--- Dataset entries ---

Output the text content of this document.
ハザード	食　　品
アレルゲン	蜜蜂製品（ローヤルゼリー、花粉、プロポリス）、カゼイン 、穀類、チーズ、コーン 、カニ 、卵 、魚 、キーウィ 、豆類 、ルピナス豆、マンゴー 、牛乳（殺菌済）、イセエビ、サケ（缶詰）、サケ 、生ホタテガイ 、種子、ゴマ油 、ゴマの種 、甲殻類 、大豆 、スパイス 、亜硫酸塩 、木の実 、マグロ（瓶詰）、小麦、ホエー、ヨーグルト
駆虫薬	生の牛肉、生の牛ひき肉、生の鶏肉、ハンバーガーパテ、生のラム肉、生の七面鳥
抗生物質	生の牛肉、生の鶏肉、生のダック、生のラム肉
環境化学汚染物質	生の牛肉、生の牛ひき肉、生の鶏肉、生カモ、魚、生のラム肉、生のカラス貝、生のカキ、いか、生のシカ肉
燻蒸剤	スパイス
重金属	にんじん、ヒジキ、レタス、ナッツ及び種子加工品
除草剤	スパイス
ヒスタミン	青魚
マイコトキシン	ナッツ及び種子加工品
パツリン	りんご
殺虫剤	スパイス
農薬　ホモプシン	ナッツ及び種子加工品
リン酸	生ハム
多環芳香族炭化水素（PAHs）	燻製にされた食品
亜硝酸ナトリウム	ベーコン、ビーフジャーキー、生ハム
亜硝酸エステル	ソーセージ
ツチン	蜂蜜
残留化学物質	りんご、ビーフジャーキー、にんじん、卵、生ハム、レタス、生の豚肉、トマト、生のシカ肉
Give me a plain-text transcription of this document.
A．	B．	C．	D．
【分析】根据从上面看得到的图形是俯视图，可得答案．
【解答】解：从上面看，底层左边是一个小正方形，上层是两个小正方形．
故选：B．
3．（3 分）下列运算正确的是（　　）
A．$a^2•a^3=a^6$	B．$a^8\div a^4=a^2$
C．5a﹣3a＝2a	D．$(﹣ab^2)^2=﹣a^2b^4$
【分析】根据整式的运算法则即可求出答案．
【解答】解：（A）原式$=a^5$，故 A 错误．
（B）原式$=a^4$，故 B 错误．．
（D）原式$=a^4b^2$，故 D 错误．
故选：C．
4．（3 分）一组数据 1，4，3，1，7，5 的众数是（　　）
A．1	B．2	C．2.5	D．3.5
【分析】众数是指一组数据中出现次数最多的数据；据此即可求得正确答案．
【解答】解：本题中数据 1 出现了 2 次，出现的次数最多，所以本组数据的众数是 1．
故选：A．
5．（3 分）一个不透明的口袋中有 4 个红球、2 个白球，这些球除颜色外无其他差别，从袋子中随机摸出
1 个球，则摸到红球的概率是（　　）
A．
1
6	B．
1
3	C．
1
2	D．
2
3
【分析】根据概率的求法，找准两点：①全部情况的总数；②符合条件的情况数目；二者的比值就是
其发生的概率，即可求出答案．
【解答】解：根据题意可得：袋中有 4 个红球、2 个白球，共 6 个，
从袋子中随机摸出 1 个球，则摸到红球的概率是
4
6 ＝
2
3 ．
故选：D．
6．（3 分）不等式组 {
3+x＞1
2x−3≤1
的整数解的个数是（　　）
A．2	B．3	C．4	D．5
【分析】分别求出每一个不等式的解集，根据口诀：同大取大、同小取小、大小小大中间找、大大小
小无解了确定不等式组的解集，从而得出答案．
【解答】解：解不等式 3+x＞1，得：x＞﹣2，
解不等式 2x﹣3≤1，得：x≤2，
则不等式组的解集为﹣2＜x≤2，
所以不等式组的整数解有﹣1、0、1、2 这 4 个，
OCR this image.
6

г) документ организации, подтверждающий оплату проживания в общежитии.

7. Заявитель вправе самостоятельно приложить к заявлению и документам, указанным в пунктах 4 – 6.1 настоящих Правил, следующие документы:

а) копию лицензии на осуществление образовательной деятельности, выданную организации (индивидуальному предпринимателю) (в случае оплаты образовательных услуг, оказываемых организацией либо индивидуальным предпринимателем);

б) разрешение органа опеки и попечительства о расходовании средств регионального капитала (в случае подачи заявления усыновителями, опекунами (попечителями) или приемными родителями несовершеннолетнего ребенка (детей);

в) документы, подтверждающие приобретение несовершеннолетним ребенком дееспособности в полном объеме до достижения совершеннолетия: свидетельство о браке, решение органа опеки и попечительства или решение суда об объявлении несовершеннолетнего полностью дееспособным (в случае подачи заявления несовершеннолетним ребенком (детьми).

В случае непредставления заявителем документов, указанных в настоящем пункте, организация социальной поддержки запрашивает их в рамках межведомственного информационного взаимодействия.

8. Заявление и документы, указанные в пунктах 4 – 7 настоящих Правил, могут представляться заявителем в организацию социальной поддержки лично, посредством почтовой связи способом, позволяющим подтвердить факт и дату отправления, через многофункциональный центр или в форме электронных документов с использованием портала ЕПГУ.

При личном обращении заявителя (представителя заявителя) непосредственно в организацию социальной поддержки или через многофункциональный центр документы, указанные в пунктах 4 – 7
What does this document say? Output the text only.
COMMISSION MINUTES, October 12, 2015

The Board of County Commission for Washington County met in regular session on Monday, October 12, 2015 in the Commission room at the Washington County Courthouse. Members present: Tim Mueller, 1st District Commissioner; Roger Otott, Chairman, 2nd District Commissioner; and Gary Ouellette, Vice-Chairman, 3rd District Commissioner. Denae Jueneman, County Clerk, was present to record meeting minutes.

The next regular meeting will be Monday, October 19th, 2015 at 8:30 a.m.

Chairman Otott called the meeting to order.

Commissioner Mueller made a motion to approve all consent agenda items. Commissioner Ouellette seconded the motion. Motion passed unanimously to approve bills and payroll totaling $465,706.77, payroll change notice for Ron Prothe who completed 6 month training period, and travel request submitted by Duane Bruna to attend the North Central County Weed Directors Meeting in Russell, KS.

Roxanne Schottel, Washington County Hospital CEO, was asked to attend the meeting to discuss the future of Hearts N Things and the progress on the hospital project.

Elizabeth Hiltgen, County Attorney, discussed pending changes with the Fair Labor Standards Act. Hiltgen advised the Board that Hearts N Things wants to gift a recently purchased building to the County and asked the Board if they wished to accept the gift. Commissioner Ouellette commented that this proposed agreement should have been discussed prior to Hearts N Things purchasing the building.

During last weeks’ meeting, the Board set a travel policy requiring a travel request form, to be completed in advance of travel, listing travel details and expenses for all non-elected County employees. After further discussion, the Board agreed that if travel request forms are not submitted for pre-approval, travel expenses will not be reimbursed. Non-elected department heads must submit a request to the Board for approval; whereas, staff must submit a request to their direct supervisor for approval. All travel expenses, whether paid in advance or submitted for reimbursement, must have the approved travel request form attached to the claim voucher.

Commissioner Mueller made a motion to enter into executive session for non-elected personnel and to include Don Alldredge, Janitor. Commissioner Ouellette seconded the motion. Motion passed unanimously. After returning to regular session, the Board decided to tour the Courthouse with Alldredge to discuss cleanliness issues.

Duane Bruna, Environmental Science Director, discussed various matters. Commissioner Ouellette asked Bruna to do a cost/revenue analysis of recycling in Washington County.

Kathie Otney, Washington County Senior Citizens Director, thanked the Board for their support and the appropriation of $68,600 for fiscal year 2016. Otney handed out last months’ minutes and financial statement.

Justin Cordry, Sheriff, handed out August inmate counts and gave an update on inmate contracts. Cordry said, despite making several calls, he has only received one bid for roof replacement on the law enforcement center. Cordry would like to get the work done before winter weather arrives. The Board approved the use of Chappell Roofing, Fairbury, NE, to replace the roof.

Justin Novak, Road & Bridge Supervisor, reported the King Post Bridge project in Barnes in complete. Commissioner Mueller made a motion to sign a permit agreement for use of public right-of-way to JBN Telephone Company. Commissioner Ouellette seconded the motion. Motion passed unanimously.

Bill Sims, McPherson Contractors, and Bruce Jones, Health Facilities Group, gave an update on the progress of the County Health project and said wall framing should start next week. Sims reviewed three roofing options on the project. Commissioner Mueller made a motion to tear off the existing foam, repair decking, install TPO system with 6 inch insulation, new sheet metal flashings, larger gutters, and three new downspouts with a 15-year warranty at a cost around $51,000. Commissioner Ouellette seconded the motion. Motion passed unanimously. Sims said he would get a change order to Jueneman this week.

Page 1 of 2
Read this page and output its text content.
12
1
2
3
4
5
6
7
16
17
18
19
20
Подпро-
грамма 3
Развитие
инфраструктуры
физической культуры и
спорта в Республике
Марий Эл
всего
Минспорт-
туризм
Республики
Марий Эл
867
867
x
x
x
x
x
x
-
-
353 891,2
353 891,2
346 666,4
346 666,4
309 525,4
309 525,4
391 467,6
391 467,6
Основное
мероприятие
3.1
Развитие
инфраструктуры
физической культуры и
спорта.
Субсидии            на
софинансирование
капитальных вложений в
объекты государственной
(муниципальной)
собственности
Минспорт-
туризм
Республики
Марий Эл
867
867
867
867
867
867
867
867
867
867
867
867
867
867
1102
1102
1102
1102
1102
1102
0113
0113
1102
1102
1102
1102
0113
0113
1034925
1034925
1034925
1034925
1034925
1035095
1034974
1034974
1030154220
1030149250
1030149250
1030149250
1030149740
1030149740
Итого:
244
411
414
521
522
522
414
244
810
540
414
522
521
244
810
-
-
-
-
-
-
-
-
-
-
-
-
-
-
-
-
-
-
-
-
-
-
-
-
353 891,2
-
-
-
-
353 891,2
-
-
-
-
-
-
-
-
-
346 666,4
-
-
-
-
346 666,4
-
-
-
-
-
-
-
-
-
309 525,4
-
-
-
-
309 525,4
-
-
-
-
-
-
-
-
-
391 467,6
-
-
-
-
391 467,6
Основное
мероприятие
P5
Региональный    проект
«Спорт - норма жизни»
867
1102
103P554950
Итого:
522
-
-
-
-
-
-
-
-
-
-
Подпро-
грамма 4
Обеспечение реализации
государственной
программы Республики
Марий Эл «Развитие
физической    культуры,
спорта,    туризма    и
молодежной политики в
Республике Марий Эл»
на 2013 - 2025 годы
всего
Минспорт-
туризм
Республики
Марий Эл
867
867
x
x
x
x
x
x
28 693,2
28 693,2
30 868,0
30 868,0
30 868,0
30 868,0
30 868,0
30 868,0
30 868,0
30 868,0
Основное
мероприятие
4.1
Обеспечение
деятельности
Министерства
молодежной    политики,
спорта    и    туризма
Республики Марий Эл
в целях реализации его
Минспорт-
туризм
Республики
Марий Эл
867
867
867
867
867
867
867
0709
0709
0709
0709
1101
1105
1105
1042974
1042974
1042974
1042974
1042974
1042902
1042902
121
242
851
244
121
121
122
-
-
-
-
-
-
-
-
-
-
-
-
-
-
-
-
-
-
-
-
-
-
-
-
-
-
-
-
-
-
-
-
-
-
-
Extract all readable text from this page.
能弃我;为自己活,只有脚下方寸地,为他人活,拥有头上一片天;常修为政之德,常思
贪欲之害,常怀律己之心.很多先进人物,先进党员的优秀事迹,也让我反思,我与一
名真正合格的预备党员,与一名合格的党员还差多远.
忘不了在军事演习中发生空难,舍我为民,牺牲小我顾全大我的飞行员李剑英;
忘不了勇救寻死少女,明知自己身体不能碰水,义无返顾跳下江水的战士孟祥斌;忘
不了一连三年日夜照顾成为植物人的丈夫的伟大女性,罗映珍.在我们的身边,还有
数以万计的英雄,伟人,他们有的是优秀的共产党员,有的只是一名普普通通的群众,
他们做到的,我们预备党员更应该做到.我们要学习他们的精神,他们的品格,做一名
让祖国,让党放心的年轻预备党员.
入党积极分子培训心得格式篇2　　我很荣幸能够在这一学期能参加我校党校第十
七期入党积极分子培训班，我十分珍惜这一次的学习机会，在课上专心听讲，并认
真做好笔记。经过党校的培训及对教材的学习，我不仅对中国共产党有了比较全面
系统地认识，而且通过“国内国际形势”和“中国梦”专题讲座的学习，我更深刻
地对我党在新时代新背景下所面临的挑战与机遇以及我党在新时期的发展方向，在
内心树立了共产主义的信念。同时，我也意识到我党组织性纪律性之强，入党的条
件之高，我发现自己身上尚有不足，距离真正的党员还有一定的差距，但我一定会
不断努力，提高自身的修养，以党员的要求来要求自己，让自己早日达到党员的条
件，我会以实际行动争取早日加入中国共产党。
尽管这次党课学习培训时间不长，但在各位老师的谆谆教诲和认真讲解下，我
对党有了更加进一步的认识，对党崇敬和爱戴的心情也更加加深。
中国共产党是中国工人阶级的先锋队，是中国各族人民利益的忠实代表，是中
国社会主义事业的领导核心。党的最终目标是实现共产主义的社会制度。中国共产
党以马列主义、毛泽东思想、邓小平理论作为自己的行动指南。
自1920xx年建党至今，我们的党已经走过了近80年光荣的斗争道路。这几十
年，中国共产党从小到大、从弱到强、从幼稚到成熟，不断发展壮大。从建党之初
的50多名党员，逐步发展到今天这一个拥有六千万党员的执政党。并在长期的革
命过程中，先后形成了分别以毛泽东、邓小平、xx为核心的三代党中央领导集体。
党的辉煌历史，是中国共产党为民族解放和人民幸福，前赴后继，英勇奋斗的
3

--- Instruction ---
Pull every line containing the word "スパイス" out of the material.

--- Output of the task ---
アレルゲン	蜜蜂製品（ローヤルゼリー、花粉、プロポリス）、カゼイン 、穀類、チーズ、コーン 、カニ 、卵 、魚 、キーウィ 、豆類 、ルピナス豆、マンゴー 、牛乳（殺菌済）、イセエビ、サケ（缶詰）、サケ 、生ホタテガイ 、種子、ゴマ油 、ゴマの種 、甲殻類 、大豆 、スパイス 、亜硫酸塩 、木の実 、マグロ（瓶詰）、小麦、ホエー、ヨーグルト
燻蒸剤	スパイス
除草剤	スパイス
殺虫剤	スパイス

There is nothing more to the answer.